**WHAT IS EXPECTED:**
Restate the records in their entirety, word for word.

**DATA SUPPLIED:**

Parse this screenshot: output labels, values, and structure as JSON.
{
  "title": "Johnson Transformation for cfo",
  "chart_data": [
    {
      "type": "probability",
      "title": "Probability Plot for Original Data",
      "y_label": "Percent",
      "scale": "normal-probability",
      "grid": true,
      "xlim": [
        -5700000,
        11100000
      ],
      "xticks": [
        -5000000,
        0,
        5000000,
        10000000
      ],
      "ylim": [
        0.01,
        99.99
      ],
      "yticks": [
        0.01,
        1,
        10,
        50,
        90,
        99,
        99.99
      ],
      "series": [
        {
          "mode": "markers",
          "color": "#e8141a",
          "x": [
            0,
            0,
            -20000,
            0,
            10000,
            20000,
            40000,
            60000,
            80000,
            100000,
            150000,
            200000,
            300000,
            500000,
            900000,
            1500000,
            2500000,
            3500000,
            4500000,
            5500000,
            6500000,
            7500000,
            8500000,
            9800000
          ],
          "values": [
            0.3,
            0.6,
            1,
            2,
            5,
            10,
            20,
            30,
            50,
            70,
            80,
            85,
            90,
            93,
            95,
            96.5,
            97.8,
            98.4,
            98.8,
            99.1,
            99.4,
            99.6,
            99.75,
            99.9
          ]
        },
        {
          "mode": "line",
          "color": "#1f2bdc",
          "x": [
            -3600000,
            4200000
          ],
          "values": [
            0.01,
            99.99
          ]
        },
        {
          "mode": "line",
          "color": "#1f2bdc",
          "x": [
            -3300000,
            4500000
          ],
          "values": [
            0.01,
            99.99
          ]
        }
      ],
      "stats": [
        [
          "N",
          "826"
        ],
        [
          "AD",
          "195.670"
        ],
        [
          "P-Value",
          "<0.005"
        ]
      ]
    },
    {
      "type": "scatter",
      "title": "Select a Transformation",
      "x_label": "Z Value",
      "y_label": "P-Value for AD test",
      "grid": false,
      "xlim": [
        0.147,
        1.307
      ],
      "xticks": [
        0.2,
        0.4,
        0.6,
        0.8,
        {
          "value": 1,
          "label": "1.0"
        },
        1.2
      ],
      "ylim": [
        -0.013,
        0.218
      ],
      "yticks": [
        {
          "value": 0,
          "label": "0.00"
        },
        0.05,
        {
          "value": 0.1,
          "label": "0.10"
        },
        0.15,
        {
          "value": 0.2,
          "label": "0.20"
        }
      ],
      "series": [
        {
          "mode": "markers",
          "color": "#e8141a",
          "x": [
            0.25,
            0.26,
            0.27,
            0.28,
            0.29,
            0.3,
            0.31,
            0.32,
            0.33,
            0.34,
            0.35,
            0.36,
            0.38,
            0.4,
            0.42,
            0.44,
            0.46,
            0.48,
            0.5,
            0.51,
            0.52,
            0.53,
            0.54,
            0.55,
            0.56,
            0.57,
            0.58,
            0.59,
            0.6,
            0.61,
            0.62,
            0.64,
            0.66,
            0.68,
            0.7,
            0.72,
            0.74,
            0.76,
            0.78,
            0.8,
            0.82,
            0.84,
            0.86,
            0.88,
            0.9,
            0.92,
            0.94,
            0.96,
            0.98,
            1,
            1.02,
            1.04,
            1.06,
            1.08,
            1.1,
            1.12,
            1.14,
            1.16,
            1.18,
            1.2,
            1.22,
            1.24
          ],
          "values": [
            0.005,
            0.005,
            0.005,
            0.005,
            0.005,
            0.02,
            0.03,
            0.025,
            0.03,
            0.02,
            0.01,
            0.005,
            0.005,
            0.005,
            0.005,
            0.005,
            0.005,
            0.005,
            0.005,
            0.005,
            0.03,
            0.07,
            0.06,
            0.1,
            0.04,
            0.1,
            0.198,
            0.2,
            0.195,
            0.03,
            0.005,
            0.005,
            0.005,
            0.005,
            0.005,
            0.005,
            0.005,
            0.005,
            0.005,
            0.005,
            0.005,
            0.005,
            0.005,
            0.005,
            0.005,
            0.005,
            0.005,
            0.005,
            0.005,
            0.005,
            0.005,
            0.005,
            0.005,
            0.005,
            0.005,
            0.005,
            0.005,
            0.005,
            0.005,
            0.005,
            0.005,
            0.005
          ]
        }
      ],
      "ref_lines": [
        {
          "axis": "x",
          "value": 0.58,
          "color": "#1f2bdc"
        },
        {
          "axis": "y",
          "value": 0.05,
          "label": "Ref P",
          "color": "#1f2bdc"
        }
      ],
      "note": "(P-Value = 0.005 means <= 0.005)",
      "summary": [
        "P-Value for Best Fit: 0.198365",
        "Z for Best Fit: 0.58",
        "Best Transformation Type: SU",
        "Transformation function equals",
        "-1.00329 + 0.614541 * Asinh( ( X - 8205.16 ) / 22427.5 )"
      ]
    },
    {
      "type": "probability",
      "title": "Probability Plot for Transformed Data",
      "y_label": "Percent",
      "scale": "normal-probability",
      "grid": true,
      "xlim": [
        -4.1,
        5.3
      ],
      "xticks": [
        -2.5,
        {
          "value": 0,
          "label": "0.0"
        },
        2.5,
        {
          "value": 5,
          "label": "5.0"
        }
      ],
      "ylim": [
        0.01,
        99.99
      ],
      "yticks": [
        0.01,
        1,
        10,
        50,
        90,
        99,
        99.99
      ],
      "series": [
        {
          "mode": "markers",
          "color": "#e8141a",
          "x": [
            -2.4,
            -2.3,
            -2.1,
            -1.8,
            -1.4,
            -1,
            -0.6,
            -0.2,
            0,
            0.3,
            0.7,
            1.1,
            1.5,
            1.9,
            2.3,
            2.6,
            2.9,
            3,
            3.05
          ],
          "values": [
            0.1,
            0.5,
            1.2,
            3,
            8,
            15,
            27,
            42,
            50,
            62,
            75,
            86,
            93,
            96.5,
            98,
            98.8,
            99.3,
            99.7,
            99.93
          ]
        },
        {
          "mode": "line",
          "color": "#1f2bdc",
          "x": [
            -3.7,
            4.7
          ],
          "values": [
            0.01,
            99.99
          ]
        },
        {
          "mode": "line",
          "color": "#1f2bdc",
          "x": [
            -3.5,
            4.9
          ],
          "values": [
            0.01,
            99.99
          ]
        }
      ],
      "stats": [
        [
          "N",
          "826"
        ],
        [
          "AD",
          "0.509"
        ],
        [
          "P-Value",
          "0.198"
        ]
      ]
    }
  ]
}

**EXPECTED OUTPUT:**
Parse this screenshot: output labels, values, and structure as JSON.
{
  "title": "Johnson Transformation for cfo",
  "chart_data": [
    {
      "type": "probability",
      "title": "Probability Plot for Original Data",
      "y_label": "Percent",
      "scale": "normal-probability",
      "grid": true,
      "xlim": [
        -5700000,
        11100000
      ],
      "xticks": [
        -5000000,
        0,
        5000000,
        10000000
      ],
      "ylim": [
        0.01,
        99.99
      ],
      "yticks": [
        0.01,
        1,
        10,
        50,
        90,
        99,
        99.99
      ],
      "series": [
        {
          "mode": "markers",
          "color": "#e8141a",
          "x": [
            0,
            0,
            -20000,
            0,
            10000,
            20000,
            40000,
            60000,
            80000,
            100000,
            150000,
            200000,
            300000,
            500000,
            900000,
            1500000,
            2500000,
            3500000,
            4500000,
            5500000,
            6500000,
            7500000,
            8500000,
            9800000
          ],
          "values": [
            0.3,
            0.6,
            1,
            2,
            5,
            10,
            20,
            30,
            50,
            70,
            80,
            85,
            90,
            93,
            95,
            96.5,
            97.8,
            98.4,
            98.8,
            99.1,
            99.4,
            99.6,
            99.75,
            99.9
          ]
        },
        {
          "mode": "line",
          "color": "#1f2bdc",
          "x": [
            -3600000,
            4200000
          ],
          "values": [
            0.01,
            99.99
          ]
        },
        {
          "mode": "line",
          "color": "#1f2bdc",
          "x": [
            -3300000,
            4500000
          ],
          "values": [
            0.01,
            99.99
          ]
        }
      ],
      "stats": [
        [
          "N",
          "826"
        ],
        [
          "AD",
          "195.670"
        ],
        [
          "P-Value",
          "<0.005"
        ]
      ]
    },
    {
      "type": "scatter",
      "title": "Select a Transformation",
      "x_label": "Z Value",
      "y_label": "P-Value for AD test",
      "grid": false,
      "xlim": [
        0.147,
        1.307
      ],
      "xticks": [
        0.2,
        0.4,
        0.6,
        0.8,
        {
          "value": 1,
          "label": "1.0"
        },
        1.2
      ],
      "ylim": [
        -0.013,
        0.218
      ],
      "yticks": [
        {
          "value": 0,
          "label": "0.00"
        },
        0.05,
        {
          "value": 0.1,
          "label": "0.10"
        },
        0.15,
        {
          "value": 0.2,
          "label": "0.20"
        }
      ],
      "series": [
        {
          "mode": "markers",
          "color": "#e8141a",
          "x": [
            0.25,
            0.26,
            0.27,
            0.28,
            0.29,
            0.3,
            0.31,
            0.32,
            0.33,
            0.34,
            0.35,
            0.36,
            0.38,
            0.4,
            0.42,
            0.44,
            0.46,
            0.48,
            0.5,
            0.51,
            0.52,
            0.53,
            0.54,
            0.55,
            0.56,
            0.57,
            0.58,
            0.59,
            0.6,
            0.61,
            0.62,
            0.64,
            0.66,
            0.68,
            0.7,
            0.72,
            0.74,
            0.76,
            0.78,
            0.8,
            0.82,
            0.84,
            0.86,
            0.88,
            0.9,
            0.92,
            0.94,
            0.96,
            0.98,
            1,
            1.02,
            1.04,
            1.06,
            1.08,
            1.1,
            1.12,
            1.14,
            1.16,
            1.18,
            1.2,
            1.22,
            1.24
          ],
          "values": [
            0.005,
            0.005,
            0.005,
            0.005,
            0.005,
            0.02,
            0.03,
            0.025,
            0.03,
            0.02,
            0.01,
            0.005,
            0.005,
            0.005,
            0.005,
            0.005,
            0.005,
            0.005,
            0.005,
            0.005,
            0.03,
            0.07,
            0.06,
            0.1,
            0.04,
            0.1,
            0.198,
            0.2,
            0.195,
            0.03,
            0.005,
            0.005,
            0.005,
            0.005,
            0.005,
            0.005,
            0.005,
            0.005,
            0.005,
            0.005,
            0.005,
            0.005,
            0.005,
            0.005,
            0.005,
            0.005,
            0.005,
            0.005,
            0.005,
            0.005,
            0.005,
            0.005,
            0.005,
            0.005,
            0.005,
            0.005,
            0.005,
            0.005,
            0.005,
            0.005,
            0.005,
            0.005
          ]
        }
      ],
      "ref_lines": [
        {
          "axis": "x",
          "value": 0.58,
          "color": "#1f2bdc"
        },
        {
          "axis": "y",
          "value": 0.05,
          "label": "Ref P",
          "color": "#1f2bdc"
        }
      ],
      "note": "(P-Value = 0.005 means <= 0.005)",
      "summary": [
        "P-Value for Best Fit: 0.198365",
        "Z for Best Fit: 0.58",
        "Best Transformation Type: SU",
        "Transformation function equals",
        "-1.00329 + 0.614541 * Asinh( ( X - 8205.16 ) / 22427.5 )"
      ]
    },
    {
      "type": "probability",
      "title": "Probability Plot for Transformed Data",
      "y_label": "Percent",
      "scale": "normal-probability",
      "grid": true,
      "xlim": [
        -4.1,
        5.3
      ],
      "xticks": [
        -2.5,
        {
          "value": 0,
          "label": "0.0"
        },
        2.5,
        {
          "value": 5,
          "label": "5.0"
        }
      ],
      "ylim": [
        0.01,
        99.99
      ],
      "yticks": [
        0.01,
        1,
        10,
        50,
        90,
        99,
        99.99
      ],
      "series": [
        {
          "mode": "markers",
          "color": "#e8141a",
          "x": [
            -2.4,
            -2.3,
            -2.1,
            -1.8,
            -1.4,
            -1,
            -0.6,
            -0.2,
            0,
            0.3,
            0.7,
            1.1,
            1.5,
            1.9,
            2.3,
            2.6,
            2.9,
            3,
            3.05
          ],
          "values": [
            0.1,
            0.5,
            1.2,
            3,
            8,
            15,
            27,
            42,
            50,
            62,
            75,
            86,
            93,
            96.5,
            98,
            98.8,
            99.3,
            99.7,
            99.93
          ]
        },
        {
          "mode": "line",
          "color": "#1f2bdc",
          "x": [
            -3.7,
            4.7
          ],
          "values": [
            0.01,
            99.99
          ]
        },
        {
          "mode": "line",
          "color": "#1f2bdc",
          "x": [
            -3.5,
            4.9
          ],
          "values": [
            0.01,
            99.99
          ]
        }
      ],
      "stats": [
        [
          "N",
          "826"
        ],
        [
          "AD",
          "0.509"
        ],
        [
          "P-Value",
          "0.198"
        ]
      ]
    }
  ]
}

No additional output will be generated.